→ Given instruction:
Are you able to retype all the records below exactly?
------------------------
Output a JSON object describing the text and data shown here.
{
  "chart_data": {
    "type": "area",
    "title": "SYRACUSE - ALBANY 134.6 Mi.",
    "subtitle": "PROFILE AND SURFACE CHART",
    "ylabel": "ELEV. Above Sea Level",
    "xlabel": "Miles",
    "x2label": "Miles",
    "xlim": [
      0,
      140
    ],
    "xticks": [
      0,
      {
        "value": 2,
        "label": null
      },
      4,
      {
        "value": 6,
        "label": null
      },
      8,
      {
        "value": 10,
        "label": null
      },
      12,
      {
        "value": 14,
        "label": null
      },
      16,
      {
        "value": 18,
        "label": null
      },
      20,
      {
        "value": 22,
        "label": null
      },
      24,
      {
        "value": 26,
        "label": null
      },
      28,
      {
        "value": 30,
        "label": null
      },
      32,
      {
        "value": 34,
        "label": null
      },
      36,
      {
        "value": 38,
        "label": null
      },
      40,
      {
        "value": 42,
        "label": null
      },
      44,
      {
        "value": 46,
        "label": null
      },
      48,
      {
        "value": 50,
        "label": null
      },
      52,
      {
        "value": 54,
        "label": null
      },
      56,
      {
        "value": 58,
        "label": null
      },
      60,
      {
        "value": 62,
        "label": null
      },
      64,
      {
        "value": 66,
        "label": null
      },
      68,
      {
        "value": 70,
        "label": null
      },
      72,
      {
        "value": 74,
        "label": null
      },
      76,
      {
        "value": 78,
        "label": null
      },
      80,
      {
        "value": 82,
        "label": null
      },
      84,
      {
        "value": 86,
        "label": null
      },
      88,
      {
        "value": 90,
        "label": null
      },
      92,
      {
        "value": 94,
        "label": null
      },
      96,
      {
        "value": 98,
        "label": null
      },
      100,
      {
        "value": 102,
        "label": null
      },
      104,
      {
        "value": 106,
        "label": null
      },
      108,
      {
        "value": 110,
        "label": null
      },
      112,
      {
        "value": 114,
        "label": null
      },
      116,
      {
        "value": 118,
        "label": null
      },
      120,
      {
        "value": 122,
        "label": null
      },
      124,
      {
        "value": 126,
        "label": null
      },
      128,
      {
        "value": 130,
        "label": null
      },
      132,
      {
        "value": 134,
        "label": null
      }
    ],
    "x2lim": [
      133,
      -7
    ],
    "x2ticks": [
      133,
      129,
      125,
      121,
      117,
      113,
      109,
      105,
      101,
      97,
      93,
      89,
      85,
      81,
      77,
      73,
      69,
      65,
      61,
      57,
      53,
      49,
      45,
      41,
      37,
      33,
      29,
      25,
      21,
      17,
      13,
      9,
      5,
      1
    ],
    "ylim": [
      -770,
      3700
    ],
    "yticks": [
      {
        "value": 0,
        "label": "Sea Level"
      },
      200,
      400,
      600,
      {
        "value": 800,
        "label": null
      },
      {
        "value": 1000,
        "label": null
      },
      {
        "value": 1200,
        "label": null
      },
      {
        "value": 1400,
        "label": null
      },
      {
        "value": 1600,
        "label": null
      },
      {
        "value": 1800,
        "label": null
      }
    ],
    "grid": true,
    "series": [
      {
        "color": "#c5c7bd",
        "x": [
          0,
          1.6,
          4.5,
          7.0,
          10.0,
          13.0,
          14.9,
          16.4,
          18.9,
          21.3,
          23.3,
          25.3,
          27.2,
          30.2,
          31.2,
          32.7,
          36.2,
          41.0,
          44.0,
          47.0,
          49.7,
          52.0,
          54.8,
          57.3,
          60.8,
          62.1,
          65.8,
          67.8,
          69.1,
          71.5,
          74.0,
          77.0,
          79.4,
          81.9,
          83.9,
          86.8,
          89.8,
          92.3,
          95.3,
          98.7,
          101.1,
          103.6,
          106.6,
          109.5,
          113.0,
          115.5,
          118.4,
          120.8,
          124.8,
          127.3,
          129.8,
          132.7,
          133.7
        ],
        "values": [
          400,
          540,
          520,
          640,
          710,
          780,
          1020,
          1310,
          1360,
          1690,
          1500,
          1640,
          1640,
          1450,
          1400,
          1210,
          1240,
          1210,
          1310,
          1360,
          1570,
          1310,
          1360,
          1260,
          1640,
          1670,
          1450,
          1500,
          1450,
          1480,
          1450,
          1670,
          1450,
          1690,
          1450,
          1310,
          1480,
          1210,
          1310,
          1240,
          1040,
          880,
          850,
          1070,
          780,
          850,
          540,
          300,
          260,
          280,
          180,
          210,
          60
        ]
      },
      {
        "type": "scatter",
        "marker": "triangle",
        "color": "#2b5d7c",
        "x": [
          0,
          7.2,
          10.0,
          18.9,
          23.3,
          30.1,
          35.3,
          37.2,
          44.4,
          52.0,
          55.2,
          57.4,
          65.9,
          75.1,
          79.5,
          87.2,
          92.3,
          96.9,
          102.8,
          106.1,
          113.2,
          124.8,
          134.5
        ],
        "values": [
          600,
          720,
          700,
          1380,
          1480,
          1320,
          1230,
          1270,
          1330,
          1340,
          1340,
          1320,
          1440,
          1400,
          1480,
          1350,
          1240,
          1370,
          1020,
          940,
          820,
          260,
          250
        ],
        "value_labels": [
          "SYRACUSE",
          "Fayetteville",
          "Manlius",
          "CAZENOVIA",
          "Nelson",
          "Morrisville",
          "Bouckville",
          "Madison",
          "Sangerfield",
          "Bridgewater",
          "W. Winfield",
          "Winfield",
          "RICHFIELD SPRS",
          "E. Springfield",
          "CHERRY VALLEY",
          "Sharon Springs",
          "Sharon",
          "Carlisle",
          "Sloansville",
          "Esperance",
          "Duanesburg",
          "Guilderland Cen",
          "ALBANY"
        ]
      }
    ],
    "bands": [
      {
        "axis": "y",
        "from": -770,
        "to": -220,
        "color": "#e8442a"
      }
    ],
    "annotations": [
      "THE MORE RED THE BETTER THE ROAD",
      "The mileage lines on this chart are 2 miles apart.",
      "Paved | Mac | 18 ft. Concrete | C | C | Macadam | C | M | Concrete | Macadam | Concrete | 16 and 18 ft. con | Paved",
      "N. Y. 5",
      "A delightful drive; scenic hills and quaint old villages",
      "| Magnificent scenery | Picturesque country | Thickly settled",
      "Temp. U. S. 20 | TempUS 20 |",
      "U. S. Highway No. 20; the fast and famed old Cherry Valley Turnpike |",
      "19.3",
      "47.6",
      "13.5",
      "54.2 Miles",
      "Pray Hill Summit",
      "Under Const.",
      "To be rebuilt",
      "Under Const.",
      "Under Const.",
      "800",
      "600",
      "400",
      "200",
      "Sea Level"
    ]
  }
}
------------------------
→ Output:
Output a JSON object describing the text and data shown here.
{
  "chart_data": {
    "type": "area",
    "title": "SYRACUSE - ALBANY 134.6 Mi.",
    "subtitle": "PROFILE AND SURFACE CHART",
    "ylabel": "ELEV. Above Sea Level",
    "xlabel": "Miles",
    "x2label": "Miles",
    "xlim": [
      0,
      140
    ],
    "xticks": [
      0,
      {
        "value": 2,
        "label": null
      },
      4,
      {
        "value": 6,
        "label": null
      },
      8,
      {
        "value": 10,
        "label": null
      },
      12,
      {
        "value": 14,
        "label": null
      },
      16,
      {
        "value": 18,
        "label": null
      },
      20,
      {
        "value": 22,
        "label": null
      },
      24,
      {
        "value": 26,
        "label": null
      },
      28,
      {
        "value": 30,
        "label": null
      },
      32,
      {
        "value": 34,
        "label": null
      },
      36,
      {
        "value": 38,
        "label": null
      },
      40,
      {
        "value": 42,
        "label": null
      },
      44,
      {
        "value": 46,
        "label": null
      },
      48,
      {
        "value": 50,
        "label": null
      },
      52,
      {
        "value": 54,
        "label": null
      },
      56,
      {
        "value": 58,
        "label": null
      },
      60,
      {
        "value": 62,
        "label": null
      },
      64,
      {
        "value": 66,
        "label": null
      },
      68,
      {
        "value": 70,
        "label": null
      },
      72,
      {
        "value": 74,
        "label": null
      },
      76,
      {
        "value": 78,
        "label": null
      },
      80,
      {
        "value": 82,
        "label": null
      },
      84,
      {
        "value": 86,
        "label": null
      },
      88,
      {
        "value": 90,
        "label": null
      },
      92,
      {
        "value": 94,
        "label": null
      },
      96,
      {
        "value": 98,
        "label": null
      },
      100,
      {
        "value": 102,
        "label": null
      },
      104,
      {
        "value": 106,
        "label": null
      },
      108,
      {
        "value": 110,
        "label": null
      },
      112,
      {
        "value": 114,
        "label": null
      },
      116,
      {
        "value": 118,
        "label": null
      },
      120,
      {
        "value": 122,
        "label": null
      },
      124,
      {
        "value": 126,
        "label": null
      },
      128,
      {
        "value": 130,
        "label": null
      },
      132,
      {
        "value": 134,
        "label": null
      }
    ],
    "x2lim": [
      133,
      -7
    ],
    "x2ticks": [
      133,
      129,
      125,
      121,
      117,
      113,
      109,
      105,
      101,
      97,
      93,
      89,
      85,
      81,
      77,
      73,
      69,
      65,
      61,
      57,
      53,
      49,
      45,
      41,
      37,
      33,
      29,
      25,
      21,
      17,
      13,
      9,
      5,
      1
    ],
    "ylim": [
      -770,
      3700
    ],
    "yticks": [
      {
        "value": 0,
        "label": "Sea Level"
      },
      200,
      400,
      600,
      {
        "value": 800,
        "label": null
      },
      {
        "value": 1000,
        "label": null
      },
      {
        "value": 1200,
        "label": null
      },
      {
        "value": 1400,
        "label": null
      },
      {
        "value": 1600,
        "label": null
      },
      {
        "value": 1800,
        "label": null
      }
    ],
    "grid": true,
    "series": [
      {
        "color": "#c5c7bd",
        "x": [
          0,
          1.6,
          4.5,
          7.0,
          10.0,
          13.0,
          14.9,
          16.4,
          18.9,
          21.3,
          23.3,
          25.3,
          27.2,
          30.2,
          31.2,
          32.7,
          36.2,
          41.0,
          44.0,
          47.0,
          49.7,
          52.0,
          54.8,
          57.3,
          60.8,
          62.1,
          65.8,
          67.8,
          69.1,
          71.5,
          74.0,
          77.0,
          79.4,
          81.9,
          83.9,
          86.8,
          89.8,
          92.3,
          95.3,
          98.7,
          101.1,
          103.6,
          106.6,
          109.5,
          113.0,
          115.5,
          118.4,
          120.8,
          124.8,
          127.3,
          129.8,
          132.7,
          133.7
        ],
        "values": [
          400,
          540,
          520,
          640,
          710,
          780,
          1020,
          1310,
          1360,
          1690,
          1500,
          1640,
          1640,
          1450,
          1400,
          1210,
          1240,
          1210,
          1310,
          1360,
          1570,
          1310,
          1360,
          1260,
          1640,
          1670,
          1450,
          1500,
          1450,
          1480,
          1450,
          1670,
          1450,
          1690,
          1450,
          1310,
          1480,
          1210,
          1310,
          1240,
          1040,
          880,
          850,
          1070,
          780,
          850,
          540,
          300,
          260,
          280,
          180,
          210,
          60
        ]
      },
      {
        "type": "scatter",
        "marker": "triangle",
        "color": "#2b5d7c",
        "x": [
          0,
          7.2,
          10.0,
          18.9,
          23.3,
          30.1,
          35.3,
          37.2,
          44.4,
          52.0,
          55.2,
          57.4,
          65.9,
          75.1,
          79.5,
          87.2,
          92.3,
          96.9,
          102.8,
          106.1,
          113.2,
          124.8,
          134.5
        ],
        "values": [
          600,
          720,
          700,
          1380,
          1480,
          1320,
          1230,
          1270,
          1330,
          1340,
          1340,
          1320,
          1440,
          1400,
          1480,
          1350,
          1240,
          1370,
          1020,
          940,
          820,
          260,
          250
        ],
        "value_labels": [
          "SYRACUSE",
          "Fayetteville",
          "Manlius",
          "CAZENOVIA",
          "Nelson",
          "Morrisville",
          "Bouckville",
          "Madison",
          "Sangerfield",
          "Bridgewater",
          "W. Winfield",
          "Winfield",
          "RICHFIELD SPRS",
          "E. Springfield",
          "CHERRY VALLEY",
          "Sharon Springs",
          "Sharon",
          "Carlisle",
          "Sloansville",
          "Esperance",
          "Duanesburg",
          "Guilderland Cen",
          "ALBANY"
        ]
      }
    ],
    "bands": [
      {
        "axis": "y",
        "from": -770,
        "to": -220,
        "color": "#e8442a"
      }
    ],
    "annotations": [
      "THE MORE RED THE BETTER THE ROAD",
      "The mileage lines on this chart are 2 miles apart.",
      "Paved | Mac | 18 ft. Concrete | C | C | Macadam | C | M | Concrete | Macadam | Concrete | 16 and 18 ft. con | Paved",
      "N. Y. 5",
      "A delightful drive; scenic hills and quaint old villages",
      "| Magnificent scenery | Picturesque country | Thickly settled",
      "Temp. U. S. 20 | TempUS 20 |",
      "U. S. Highway No. 20; the fast and famed old Cherry Valley Turnpike |",
      "19.3",
      "47.6",
      "13.5",
      "54.2 Miles",
      "Pray Hill Summit",
      "Under Const.",
      "To be rebuilt",
      "Under Const.",
      "Under Const.",
      "800",
      "600",
      "400",
      "200",
      "Sea Level"
    ]
  }
}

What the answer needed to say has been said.